## start Data supplied
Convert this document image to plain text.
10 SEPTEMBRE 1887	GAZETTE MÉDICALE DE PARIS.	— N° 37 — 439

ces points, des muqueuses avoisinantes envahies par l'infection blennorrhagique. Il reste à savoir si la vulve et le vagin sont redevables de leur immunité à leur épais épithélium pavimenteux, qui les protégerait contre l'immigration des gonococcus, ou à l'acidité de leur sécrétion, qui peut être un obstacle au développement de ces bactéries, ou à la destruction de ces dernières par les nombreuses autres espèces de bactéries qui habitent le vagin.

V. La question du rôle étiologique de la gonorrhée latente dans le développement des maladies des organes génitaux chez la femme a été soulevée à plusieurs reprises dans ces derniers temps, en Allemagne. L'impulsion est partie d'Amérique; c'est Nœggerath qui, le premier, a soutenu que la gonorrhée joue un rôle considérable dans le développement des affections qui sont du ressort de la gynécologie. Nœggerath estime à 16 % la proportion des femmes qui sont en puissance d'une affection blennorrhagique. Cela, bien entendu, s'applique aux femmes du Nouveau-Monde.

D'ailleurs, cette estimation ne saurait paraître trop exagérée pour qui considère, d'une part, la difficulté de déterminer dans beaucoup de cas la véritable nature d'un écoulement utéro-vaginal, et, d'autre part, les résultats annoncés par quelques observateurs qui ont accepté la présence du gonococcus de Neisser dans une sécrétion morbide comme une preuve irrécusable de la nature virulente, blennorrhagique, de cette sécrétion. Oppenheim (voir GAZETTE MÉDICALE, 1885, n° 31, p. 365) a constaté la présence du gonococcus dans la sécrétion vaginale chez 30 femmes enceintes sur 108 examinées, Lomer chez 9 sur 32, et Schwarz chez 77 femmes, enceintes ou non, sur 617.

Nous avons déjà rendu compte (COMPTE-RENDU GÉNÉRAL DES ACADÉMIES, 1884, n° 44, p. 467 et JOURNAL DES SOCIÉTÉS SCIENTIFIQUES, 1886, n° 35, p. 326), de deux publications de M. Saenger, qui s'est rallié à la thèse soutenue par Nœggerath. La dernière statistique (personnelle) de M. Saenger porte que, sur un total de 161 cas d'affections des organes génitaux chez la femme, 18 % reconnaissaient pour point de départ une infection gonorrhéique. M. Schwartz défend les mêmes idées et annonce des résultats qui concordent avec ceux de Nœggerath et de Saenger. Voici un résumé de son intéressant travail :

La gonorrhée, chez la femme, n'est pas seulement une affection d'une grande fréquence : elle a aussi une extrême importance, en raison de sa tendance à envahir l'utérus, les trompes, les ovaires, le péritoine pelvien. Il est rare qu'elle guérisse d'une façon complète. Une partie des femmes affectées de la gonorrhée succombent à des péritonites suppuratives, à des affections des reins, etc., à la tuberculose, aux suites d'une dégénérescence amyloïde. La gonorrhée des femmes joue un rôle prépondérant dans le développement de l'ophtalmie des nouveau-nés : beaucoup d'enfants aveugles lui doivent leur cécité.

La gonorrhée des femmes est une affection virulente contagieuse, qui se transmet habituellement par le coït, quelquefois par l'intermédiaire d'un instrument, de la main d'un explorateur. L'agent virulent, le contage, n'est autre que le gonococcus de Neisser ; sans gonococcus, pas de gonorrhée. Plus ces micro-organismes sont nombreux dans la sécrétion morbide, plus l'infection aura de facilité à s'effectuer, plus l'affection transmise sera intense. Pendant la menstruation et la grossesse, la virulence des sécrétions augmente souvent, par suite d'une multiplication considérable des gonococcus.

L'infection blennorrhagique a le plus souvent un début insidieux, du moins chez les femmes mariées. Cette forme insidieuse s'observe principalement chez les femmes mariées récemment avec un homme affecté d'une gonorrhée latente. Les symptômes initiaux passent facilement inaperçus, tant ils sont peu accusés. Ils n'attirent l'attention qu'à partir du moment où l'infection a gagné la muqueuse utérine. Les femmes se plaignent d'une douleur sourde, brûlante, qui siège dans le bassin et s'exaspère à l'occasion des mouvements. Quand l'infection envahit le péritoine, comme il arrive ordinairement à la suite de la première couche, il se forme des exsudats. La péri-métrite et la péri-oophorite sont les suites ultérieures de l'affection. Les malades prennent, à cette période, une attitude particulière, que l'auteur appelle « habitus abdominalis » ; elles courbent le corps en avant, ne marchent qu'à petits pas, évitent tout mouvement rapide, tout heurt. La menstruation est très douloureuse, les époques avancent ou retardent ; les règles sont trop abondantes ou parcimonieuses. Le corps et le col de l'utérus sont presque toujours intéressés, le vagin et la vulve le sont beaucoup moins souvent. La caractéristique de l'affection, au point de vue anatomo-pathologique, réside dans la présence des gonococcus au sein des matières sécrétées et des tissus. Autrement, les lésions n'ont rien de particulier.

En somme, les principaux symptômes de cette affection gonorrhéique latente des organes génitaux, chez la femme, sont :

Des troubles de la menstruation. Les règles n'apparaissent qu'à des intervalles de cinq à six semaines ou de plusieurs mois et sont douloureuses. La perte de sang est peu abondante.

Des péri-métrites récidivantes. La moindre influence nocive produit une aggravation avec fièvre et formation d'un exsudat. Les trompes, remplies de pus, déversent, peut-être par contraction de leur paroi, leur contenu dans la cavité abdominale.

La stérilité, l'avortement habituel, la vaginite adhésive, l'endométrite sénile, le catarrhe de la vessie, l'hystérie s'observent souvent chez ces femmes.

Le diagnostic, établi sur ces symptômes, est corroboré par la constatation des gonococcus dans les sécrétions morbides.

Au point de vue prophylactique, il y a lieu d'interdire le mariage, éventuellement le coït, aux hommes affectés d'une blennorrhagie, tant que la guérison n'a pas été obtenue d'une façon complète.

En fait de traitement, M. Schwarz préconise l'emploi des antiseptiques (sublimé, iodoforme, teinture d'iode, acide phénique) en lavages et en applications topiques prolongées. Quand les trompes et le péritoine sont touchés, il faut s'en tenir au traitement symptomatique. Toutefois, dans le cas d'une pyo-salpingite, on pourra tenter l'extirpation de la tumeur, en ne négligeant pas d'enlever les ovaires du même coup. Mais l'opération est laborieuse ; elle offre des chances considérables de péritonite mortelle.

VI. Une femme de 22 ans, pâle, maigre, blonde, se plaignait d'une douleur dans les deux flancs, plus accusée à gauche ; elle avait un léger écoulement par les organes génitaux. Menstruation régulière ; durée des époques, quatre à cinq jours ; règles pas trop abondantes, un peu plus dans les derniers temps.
## end Data supplied
What is required: The records above are to be repeated exactly, in their entirety.

Written response:
Convert this document image to plain text.
10 SEPTEMBRE 1887	GAZETTE MÉDICALE DE PARIS.	— N° 37 — 439

ces points, des muqueuses avoisinantes envahies par l'infection blennorrhagique. Il reste à savoir si la vulve et le vagin sont redevables de leur immunité à leur épais épithélium pavimenteux, qui les protégerait contre l'immigration des gonococcus, ou à l'acidité de leur sécrétion, qui peut être un obstacle au développement de ces bactéries, ou à la destruction de ces dernières par les nombreuses autres espèces de bactéries qui habitent le vagin.

V. La question du rôle étiologique de la gonorrhée latente dans le développement des maladies des organes génitaux chez la femme a été soulevée à plusieurs reprises dans ces derniers temps, en Allemagne. L'impulsion est partie d'Amérique; c'est Nœggerath qui, le premier, a soutenu que la gonorrhée joue un rôle considérable dans le développement des affections qui sont du ressort de la gynécologie. Nœggerath estime à 16 % la proportion des femmes qui sont en puissance d'une affection blennorrhagique. Cela, bien entendu, s'applique aux femmes du Nouveau-Monde.

D'ailleurs, cette estimation ne saurait paraître trop exagérée pour qui considère, d'une part, la difficulté de déterminer dans beaucoup de cas la véritable nature d'un écoulement utéro-vaginal, et, d'autre part, les résultats annoncés par quelques observateurs qui ont accepté la présence du gonococcus de Neisser dans une sécrétion morbide comme une preuve irrécusable de la nature virulente, blennorrhagique, de cette sécrétion. Oppenheim (voir GAZETTE MÉDICALE, 1885, n° 31, p. 365) a constaté la présence du gonococcus dans la sécrétion vaginale chez 30 femmes enceintes sur 108 examinées, Lomer chez 9 sur 32, et Schwarz chez 77 femmes, enceintes ou non, sur 617.

Nous avons déjà rendu compte (COMPTE-RENDU GÉNÉRAL DES ACADÉMIES, 1884, n° 44, p. 467 et JOURNAL DES SOCIÉTÉS SCIENTIFIQUES, 1886, n° 35, p. 326), de deux publications de M. Saenger, qui s'est rallié à la thèse soutenue par Nœggerath. La dernière statistique (personnelle) de M. Saenger porte que, sur un total de 161 cas d'affections des organes génitaux chez la femme, 18 % reconnaissaient pour point de départ une infection gonorrhéique. M. Schwartz défend les mêmes idées et annonce des résultats qui concordent avec ceux de Nœggerath et de Saenger. Voici un résumé de son intéressant travail :

La gonorrhée, chez la femme, n'est pas seulement une affection d'une grande fréquence : elle a aussi une extrême importance, en raison de sa tendance à envahir l'utérus, les trompes, les ovaires, le péritoine pelvien. Il est rare qu'elle guérisse d'une façon complète. Une partie des femmes affectées de la gonorrhée succombent à des péritonites suppuratives, à des affections des reins, etc., à la tuberculose, aux suites d'une dégénérescence amyloïde. La gonorrhée des femmes joue un rôle prépondérant dans le développement de l'ophtalmie des nouveau-nés : beaucoup d'enfants aveugles lui doivent leur cécité.

La gonorrhée des femmes est une affection virulente contagieuse, qui se transmet habituellement par le coït, quelquefois par l'intermédiaire d'un instrument, de la main d'un explorateur. L'agent virulent, le contage, n'est autre que le gonococcus de Neisser ; sans gonococcus, pas de gonorrhée. Plus ces micro-organismes sont nombreux dans la sécrétion morbide, plus l'infection aura de facilité à s'effectuer, plus l'affection transmise sera intense. Pendant la menstruation et la grossesse, la virulence des sécrétions augmente souvent, par suite d'une multiplication considérable des gonococcus.

L'infection blennorrhagique a le plus souvent un début insidieux, du moins chez les femmes mariées. Cette forme insidieuse s'observe principalement chez les femmes mariées récemment avec un homme affecté d'une gonorrhée latente. Les symptômes initiaux passent facilement inaperçus, tant ils sont peu accusés. Ils n'attirent l'attention qu'à partir du moment où l'infection a gagné la muqueuse utérine. Les femmes se plaignent d'une douleur sourde, brûlante, qui siège dans le bassin et s'exaspère à l'occasion des mouvements. Quand l'infection envahit le péritoine, comme il arrive ordinairement à la suite de la première couche, il se forme des exsudats. La péri-métrite et la péri-oophorite sont les suites ultérieures de l'affection. Les malades prennent, à cette période, une attitude particulière, que l'auteur appelle « habitus abdominalis » ; elles courbent le corps en avant, ne marchent qu'à petits pas, évitent tout mouvement rapide, tout heurt. La menstruation est très douloureuse, les époques avancent ou retardent ; les règles sont trop abondantes ou parcimonieuses. Le corps et le col de l'utérus sont presque toujours intéressés, le vagin et la vulve le sont beaucoup moins souvent. La caractéristique de l'affection, au point de vue anatomo-pathologique, réside dans la présence des gonococcus au sein des matières sécrétées et des tissus. Autrement, les lésions n'ont rien de particulier.

En somme, les principaux symptômes de cette affection gonorrhéique latente des organes génitaux, chez la femme, sont :

Des troubles de la menstruation. Les règles n'apparaissent qu'à des intervalles de cinq à six semaines ou de plusieurs mois et sont douloureuses. La perte de sang est peu abondante.

Des péri-métrites récidivantes. La moindre influence nocive produit une aggravation avec fièvre et formation d'un exsudat. Les trompes, remplies de pus, déversent, peut-être par contraction de leur paroi, leur contenu dans la cavité abdominale.

La stérilité, l'avortement habituel, la vaginite adhésive, l'endométrite sénile, le catarrhe de la vessie, l'hystérie s'observent souvent chez ces femmes.

Le diagnostic, établi sur ces symptômes, est corroboré par la constatation des gonococcus dans les sécrétions morbides.

Au point de vue prophylactique, il y a lieu d'interdire le mariage, éventuellement le coït, aux hommes affectés d'une blennorrhagie, tant que la guérison n'a pas été obtenue d'une façon complète.

En fait de traitement, M. Schwarz préconise l'emploi des antiseptiques (sublimé, iodoforme, teinture d'iode, acide phénique) en lavages et en applications topiques prolongées. Quand les trompes et le péritoine sont touchés, il faut s'en tenir au traitement symptomatique. Toutefois, dans le cas d'une pyo-salpingite, on pourra tenter l'extirpation de la tumeur, en ne négligeant pas d'enlever les ovaires du même coup. Mais l'opération est laborieuse ; elle offre des chances considérables de péritonite mortelle.

VI. Une femme de 22 ans, pâle, maigre, blonde, se plaignait d'une douleur dans les deux flancs, plus accusée à gauche ; elle avait un léger écoulement par les organes génitaux. Menstruation régulière ; durée des époques, quatre à cinq jours ; règles pas trop abondantes, un peu plus dans les derniers temps.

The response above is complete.